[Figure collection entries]

★ ★ ★

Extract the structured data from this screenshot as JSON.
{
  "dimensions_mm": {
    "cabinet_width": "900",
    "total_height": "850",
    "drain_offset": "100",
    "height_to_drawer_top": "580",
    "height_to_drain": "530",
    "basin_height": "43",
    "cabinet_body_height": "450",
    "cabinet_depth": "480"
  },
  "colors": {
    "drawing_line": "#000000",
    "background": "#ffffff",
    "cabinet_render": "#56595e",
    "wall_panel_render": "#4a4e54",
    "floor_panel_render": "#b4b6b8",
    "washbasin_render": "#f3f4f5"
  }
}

★ ★ ★

__Exercise goal__
Copy out all of the records shown above exactly.

__Complete output__
Extract the structured data from this screenshot as JSON.
{
  "dimensions_mm": {
    "cabinet_width": "900",
    "total_height": "850",
    "drain_offset": "100",
    "height_to_drawer_top": "580",
    "height_to_drain": "530",
    "basin_height": "43",
    "cabinet_body_height": "450",
    "cabinet_depth": "480"
  },
  "colors": {
    "drawing_line": "#000000",
    "background": "#ffffff",
    "cabinet_render": "#56595e",
    "wall_panel_render": "#4a4e54",
    "floor_panel_render": "#b4b6b8",
    "washbasin_render": "#f3f4f5"
  }
}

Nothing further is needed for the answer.